• THE TASK
Repeat the material below exactly, line for line.

── EXTRACTED DATA ──

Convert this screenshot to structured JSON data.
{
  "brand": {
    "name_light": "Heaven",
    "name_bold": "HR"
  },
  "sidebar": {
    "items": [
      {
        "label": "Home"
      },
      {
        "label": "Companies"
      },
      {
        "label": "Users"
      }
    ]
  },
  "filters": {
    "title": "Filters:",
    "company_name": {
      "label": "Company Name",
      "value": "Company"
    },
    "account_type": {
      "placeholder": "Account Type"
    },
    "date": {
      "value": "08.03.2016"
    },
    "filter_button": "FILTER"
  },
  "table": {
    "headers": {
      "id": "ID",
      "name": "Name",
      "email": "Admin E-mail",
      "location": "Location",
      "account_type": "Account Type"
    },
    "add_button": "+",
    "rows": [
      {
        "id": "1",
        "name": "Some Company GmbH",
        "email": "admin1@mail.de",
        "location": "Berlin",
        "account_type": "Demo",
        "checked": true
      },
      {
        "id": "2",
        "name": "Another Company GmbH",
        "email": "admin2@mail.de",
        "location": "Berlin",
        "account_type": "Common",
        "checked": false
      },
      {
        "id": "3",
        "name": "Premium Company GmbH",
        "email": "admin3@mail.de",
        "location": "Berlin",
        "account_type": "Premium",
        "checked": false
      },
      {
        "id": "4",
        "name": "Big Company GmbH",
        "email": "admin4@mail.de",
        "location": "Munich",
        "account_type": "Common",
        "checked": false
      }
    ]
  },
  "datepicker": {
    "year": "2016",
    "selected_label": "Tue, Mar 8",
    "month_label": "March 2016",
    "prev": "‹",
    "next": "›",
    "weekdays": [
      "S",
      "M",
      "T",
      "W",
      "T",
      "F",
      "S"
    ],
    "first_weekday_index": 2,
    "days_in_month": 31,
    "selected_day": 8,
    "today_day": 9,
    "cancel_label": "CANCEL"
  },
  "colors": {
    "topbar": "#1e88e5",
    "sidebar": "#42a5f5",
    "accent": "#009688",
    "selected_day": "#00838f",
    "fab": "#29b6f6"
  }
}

───

• OUTPUT
Convert this screenshot to structured JSON data.
{
  "brand": {
    "name_light": "Heaven",
    "name_bold": "HR"
  },
  "sidebar": {
    "items": [
      {
        "label": "Home"
      },
      {
        "label": "Companies"
      },
      {
        "label": "Users"
      }
    ]
  },
  "filters": {
    "title": "Filters:",
    "company_name": {
      "label": "Company Name",
      "value": "Company"
    },
    "account_type": {
      "placeholder": "Account Type"
    },
    "date": {
      "value": "08.03.2016"
    },
    "filter_button": "FILTER"
  },
  "table": {
    "headers": {
      "id": "ID",
      "name": "Name",
      "email": "Admin E-mail",
      "location": "Location",
      "account_type": "Account Type"
    },
    "add_button": "+",
    "rows": [
      {
        "id": "1",
        "name": "Some Company GmbH",
        "email": "admin1@mail.de",
        "location": "Berlin",
        "account_type": "Demo",
        "checked": true
      },
      {
        "id": "2",
        "name": "Another Company GmbH",
        "email": "admin2@mail.de",
        "location": "Berlin",
        "account_type": "Common",
        "checked": false
      },
      {
        "id": "3",
        "name": "Premium Company GmbH",
        "email": "admin3@mail.de",
        "location": "Berlin",
        "account_type": "Premium",
        "checked": false
      },
      {
        "id": "4",
        "name": "Big Company GmbH",
        "email": "admin4@mail.de",
        "location": "Munich",
        "account_type": "Common",
        "checked": false
      }
    ]
  },
  "datepicker": {
    "year": "2016",
    "selected_label": "Tue, Mar 8",
    "month_label": "March 2016",
    "prev": "‹",
    "next": "›",
    "weekdays": [
      "S",
      "M",
      "T",
      "W",
      "T",
      "F",
      "S"
    ],
    "first_weekday_index": 2,
    "days_in_month": 31,
    "selected_day": 8,
    "today_day": 9,
    "cancel_label": "CANCEL"
  },
  "colors": {
    "topbar": "#1e88e5",
    "sidebar": "#42a5f5",
    "accent": "#009688",
    "selected_day": "#00838f",
    "fab": "#29b6f6"
  }
}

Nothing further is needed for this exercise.